=== Exercise ===
Can you return the passage on mapping entries to SNOMED-CT concepts word for word, in full?

After ignoring stop words or non-functional words, 5.55m (60.5%) unique entries corresponding to a total of 28.9m (80.3%) itemized entries can be mapped to a set of SNOMED-CT concepts (). If we allow one unmapped token for an entry, 8.11m (88.5%) unique entries corresponding to a total of 34.5m (96%) itemized entries can be mapped. We notice that 32k unique entries corresponding to 306k itemized entries could not be mapped to any SNOMED-CT code. The most frequent one with no code is the string, “PAME”, which stands for “pre-anaesthetic medical evaluation”.

=== Extracted data ===
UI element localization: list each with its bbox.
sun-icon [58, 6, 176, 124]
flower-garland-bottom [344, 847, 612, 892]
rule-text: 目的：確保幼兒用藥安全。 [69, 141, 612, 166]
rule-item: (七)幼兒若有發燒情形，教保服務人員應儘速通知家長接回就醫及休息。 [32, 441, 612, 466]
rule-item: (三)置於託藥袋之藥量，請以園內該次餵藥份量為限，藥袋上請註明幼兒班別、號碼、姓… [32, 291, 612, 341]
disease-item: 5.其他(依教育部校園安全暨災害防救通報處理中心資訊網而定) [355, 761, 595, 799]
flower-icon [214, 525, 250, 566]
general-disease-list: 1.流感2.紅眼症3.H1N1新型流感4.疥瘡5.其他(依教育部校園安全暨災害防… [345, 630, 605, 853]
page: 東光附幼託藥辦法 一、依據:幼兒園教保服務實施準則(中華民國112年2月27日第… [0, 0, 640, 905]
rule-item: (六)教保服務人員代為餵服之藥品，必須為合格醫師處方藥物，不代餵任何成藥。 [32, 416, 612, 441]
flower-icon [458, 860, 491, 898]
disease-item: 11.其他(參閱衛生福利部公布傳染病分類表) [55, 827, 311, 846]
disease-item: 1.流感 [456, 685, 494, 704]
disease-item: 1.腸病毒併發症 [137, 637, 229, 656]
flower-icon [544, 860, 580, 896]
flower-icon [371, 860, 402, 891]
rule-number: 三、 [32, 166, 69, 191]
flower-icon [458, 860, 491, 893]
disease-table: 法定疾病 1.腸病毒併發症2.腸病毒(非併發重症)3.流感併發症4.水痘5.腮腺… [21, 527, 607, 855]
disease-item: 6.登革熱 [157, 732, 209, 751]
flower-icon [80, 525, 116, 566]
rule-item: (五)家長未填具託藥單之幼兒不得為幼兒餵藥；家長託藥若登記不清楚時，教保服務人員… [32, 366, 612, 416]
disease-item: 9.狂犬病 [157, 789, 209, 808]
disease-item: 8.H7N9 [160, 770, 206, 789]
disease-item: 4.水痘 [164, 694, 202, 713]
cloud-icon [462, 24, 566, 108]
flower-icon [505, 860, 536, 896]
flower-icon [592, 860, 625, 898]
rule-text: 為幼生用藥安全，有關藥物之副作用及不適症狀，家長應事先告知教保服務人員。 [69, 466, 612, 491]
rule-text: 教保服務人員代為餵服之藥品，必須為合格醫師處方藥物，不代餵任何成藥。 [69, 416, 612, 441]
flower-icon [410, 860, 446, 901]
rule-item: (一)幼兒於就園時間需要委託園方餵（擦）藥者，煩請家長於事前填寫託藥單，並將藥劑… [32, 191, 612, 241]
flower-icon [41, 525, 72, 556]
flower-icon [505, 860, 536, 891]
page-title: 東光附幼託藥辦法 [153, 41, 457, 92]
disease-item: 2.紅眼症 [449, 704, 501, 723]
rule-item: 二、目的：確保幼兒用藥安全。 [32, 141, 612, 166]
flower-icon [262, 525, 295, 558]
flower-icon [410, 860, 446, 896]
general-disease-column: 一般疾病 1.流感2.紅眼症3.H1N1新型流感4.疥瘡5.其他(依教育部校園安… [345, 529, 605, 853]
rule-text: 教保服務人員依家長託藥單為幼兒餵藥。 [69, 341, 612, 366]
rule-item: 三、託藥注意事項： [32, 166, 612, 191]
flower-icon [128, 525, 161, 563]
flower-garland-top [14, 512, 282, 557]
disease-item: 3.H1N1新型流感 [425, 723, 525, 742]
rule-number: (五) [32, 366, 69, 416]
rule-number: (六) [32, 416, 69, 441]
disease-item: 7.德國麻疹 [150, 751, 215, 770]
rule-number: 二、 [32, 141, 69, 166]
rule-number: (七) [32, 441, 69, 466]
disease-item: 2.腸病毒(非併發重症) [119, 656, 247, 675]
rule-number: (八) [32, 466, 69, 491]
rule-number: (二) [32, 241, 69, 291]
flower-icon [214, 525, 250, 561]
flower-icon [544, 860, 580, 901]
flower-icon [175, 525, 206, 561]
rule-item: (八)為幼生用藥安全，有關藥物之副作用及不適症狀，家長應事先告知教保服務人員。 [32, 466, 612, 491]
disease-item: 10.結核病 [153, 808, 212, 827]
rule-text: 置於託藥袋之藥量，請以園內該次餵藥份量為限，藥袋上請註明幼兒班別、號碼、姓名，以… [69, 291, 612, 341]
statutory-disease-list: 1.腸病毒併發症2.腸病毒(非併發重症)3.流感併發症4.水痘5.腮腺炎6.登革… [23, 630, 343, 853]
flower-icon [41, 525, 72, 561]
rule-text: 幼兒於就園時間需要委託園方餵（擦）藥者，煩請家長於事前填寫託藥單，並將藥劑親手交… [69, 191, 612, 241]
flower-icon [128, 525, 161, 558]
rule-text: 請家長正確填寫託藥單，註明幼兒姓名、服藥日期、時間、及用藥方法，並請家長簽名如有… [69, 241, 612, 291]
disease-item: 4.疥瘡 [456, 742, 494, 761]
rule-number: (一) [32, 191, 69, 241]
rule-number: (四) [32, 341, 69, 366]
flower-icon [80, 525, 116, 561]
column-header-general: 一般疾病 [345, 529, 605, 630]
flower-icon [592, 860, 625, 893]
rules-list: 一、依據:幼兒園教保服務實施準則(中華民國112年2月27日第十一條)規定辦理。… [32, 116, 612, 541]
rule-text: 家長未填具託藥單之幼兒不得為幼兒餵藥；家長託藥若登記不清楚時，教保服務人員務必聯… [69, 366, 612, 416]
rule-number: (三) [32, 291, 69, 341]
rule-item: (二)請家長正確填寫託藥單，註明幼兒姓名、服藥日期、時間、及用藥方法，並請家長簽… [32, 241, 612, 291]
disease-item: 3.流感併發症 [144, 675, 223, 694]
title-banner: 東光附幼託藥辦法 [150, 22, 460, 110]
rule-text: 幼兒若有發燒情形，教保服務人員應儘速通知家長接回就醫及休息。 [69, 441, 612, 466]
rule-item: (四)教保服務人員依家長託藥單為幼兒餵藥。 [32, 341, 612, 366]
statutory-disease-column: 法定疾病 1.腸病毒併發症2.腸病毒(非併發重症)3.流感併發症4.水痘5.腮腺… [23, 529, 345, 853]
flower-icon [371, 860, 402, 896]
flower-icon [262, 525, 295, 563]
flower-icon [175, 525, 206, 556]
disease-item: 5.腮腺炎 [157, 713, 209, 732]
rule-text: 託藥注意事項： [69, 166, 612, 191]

=== Response to this exercise ===
After ignoring stop words or non-functional words, 5.55m (60.5%) unique entries corresponding to a total of 28.9m (80.3%) itemized entries can be mapped to a set of SNOMED-CT concepts (). If we allow one unmapped token for an entry, 8.11m (88.5%) unique entries corresponding to a total of 34.5m (96%) itemized entries can be mapped. We notice that 32k unique entries corresponding to 306k itemized entries could not be mapped to any SNOMED-CT code. The most frequent one with no code is the string, “PAME”, which stands for “pre-anaesthetic medical evaluation”.